#### Aim of the task
Pick out all lines in the listing holding the string "mellem" and copy them.

#### Records for this exercise
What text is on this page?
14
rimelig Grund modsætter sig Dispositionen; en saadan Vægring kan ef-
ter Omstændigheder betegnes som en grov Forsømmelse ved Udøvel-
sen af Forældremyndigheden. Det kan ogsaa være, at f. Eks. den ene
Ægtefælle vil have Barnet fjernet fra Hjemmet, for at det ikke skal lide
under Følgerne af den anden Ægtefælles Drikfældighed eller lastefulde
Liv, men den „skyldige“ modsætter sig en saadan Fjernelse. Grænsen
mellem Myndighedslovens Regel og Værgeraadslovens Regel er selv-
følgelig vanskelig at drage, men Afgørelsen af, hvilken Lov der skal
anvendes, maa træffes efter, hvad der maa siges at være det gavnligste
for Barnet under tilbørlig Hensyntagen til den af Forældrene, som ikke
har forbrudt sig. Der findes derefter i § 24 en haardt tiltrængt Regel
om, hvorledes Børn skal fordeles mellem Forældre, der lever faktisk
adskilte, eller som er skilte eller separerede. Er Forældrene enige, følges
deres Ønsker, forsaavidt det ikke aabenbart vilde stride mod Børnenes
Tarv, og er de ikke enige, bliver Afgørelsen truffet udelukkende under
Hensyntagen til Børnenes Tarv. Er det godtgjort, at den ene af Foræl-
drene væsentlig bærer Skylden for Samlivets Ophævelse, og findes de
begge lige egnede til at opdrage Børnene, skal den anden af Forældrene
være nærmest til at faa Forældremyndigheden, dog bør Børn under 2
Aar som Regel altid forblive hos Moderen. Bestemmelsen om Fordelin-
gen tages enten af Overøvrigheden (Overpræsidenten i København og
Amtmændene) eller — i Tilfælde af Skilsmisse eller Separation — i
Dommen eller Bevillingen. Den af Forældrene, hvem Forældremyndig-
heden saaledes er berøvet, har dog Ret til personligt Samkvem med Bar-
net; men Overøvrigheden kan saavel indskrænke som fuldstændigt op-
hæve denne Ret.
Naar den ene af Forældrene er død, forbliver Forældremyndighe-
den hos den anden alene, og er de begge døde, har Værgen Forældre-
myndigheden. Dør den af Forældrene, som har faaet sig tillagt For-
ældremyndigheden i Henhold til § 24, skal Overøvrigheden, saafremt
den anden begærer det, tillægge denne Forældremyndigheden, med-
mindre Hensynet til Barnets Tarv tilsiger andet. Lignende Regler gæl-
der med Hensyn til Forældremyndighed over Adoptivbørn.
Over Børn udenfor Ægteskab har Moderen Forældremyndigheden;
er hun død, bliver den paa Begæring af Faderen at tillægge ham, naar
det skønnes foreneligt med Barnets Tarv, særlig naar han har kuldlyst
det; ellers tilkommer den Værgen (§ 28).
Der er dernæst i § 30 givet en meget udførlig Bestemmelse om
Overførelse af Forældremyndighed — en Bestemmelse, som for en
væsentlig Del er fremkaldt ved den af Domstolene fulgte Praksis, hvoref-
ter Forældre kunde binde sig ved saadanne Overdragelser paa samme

#### Response to this task
mellem Myndighedslovens Regel og Værgeraadslovens Regel er selv-
om, hvorledes Børn skal fordeles mellem Forældre, der lever faktisk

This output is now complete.